YOUR TASK » Exclude all pictures, then copy each of the records exactly as written.

PROVIDED ENTRIES »
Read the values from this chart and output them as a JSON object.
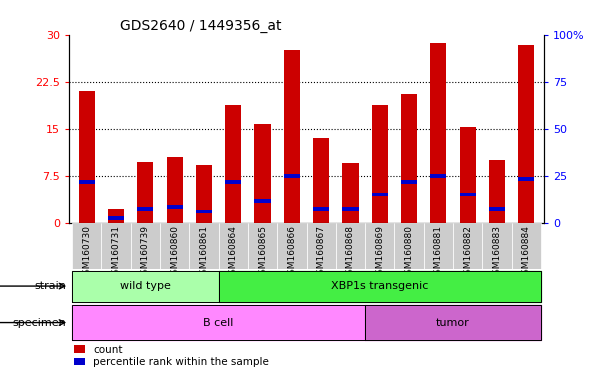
{
  "title": "GDS2640 / 1449356_at",
  "samples": [
    "GSM160730",
    "GSM160731",
    "GSM160739",
    "GSM160860",
    "GSM160861",
    "GSM160864",
    "GSM160865",
    "GSM160866",
    "GSM160867",
    "GSM160868",
    "GSM160869",
    "GSM160880",
    "GSM160881",
    "GSM160882",
    "GSM160883",
    "GSM160884"
  ],
  "count_values": [
    21.0,
    2.2,
    9.7,
    10.5,
    9.2,
    18.7,
    15.7,
    27.5,
    13.5,
    9.5,
    18.7,
    20.5,
    28.7,
    15.2,
    10.0,
    28.3
  ],
  "percentile_values": [
    6.5,
    0.7,
    2.2,
    2.5,
    1.8,
    6.5,
    3.5,
    7.5,
    2.2,
    2.2,
    4.5,
    6.5,
    7.5,
    4.5,
    2.2,
    7.0
  ],
  "strain_groups": [
    {
      "label": "wild type",
      "start": 0,
      "end": 4,
      "color": "#aaffaa"
    },
    {
      "label": "XBP1s transgenic",
      "start": 5,
      "end": 15,
      "color": "#44ee44"
    }
  ],
  "specimen_groups": [
    {
      "label": "B cell",
      "start": 0,
      "end": 9,
      "color": "#ff88ff"
    },
    {
      "label": "tumor",
      "start": 10,
      "end": 15,
      "color": "#cc66cc"
    }
  ],
  "bar_color_red": "#cc0000",
  "bar_color_blue": "#0000cc",
  "bar_width": 0.55,
  "ylim_left": [
    0,
    30
  ],
  "ylim_right": [
    0,
    100
  ],
  "yticks_left": [
    0,
    7.5,
    15,
    22.5,
    30
  ],
  "yticks_right": [
    0,
    25,
    50,
    75,
    100
  ],
  "xtick_bg_color": "#cccccc",
  "strain_color_light": "#aaffaa",
  "strain_color_dark": "#44ee44",
  "specimen_color_light": "#ff88ff",
  "specimen_color_dark": "#cc66cc"
}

RESULT OF THIS TASK »
Read the values from this chart and output them as a JSON object.
{
  "title": "GDS2640 / 1449356_at",
  "samples": [
    "GSM160730",
    "GSM160731",
    "GSM160739",
    "GSM160860",
    "GSM160861",
    "GSM160864",
    "GSM160865",
    "GSM160866",
    "GSM160867",
    "GSM160868",
    "GSM160869",
    "GSM160880",
    "GSM160881",
    "GSM160882",
    "GSM160883",
    "GSM160884"
  ],
  "count_values": [
    21.0,
    2.2,
    9.7,
    10.5,
    9.2,
    18.7,
    15.7,
    27.5,
    13.5,
    9.5,
    18.7,
    20.5,
    28.7,
    15.2,
    10.0,
    28.3
  ],
  "percentile_values": [
    6.5,
    0.7,
    2.2,
    2.5,
    1.8,
    6.5,
    3.5,
    7.5,
    2.2,
    2.2,
    4.5,
    6.5,
    7.5,
    4.5,
    2.2,
    7.0
  ],
  "strain_groups": [
    {
      "label": "wild type",
      "start": 0,
      "end": 4,
      "color": "#aaffaa"
    },
    {
      "label": "XBP1s transgenic",
      "start": 5,
      "end": 15,
      "color": "#44ee44"
    }
  ],
  "specimen_groups": [
    {
      "label": "B cell",
      "start": 0,
      "end": 9,
      "color": "#ff88ff"
    },
    {
      "label": "tumor",
      "start": 10,
      "end": 15,
      "color": "#cc66cc"
    }
  ],
  "bar_color_red": "#cc0000",
  "bar_color_blue": "#0000cc",
  "bar_width": 0.55,
  "ylim_left": [
    0,
    30
  ],
  "ylim_right": [
    0,
    100
  ],
  "yticks_left": [
    0,
    7.5,
    15,
    22.5,
    30
  ],
  "yticks_right": [
    0,
    25,
    50,
    75,
    100
  ],
  "xtick_bg_color": "#cccccc",
  "strain_color_light": "#aaffaa",
  "strain_color_dark": "#44ee44",
  "specimen_color_light": "#ff88ff",
  "specimen_color_dark": "#cc66cc"
}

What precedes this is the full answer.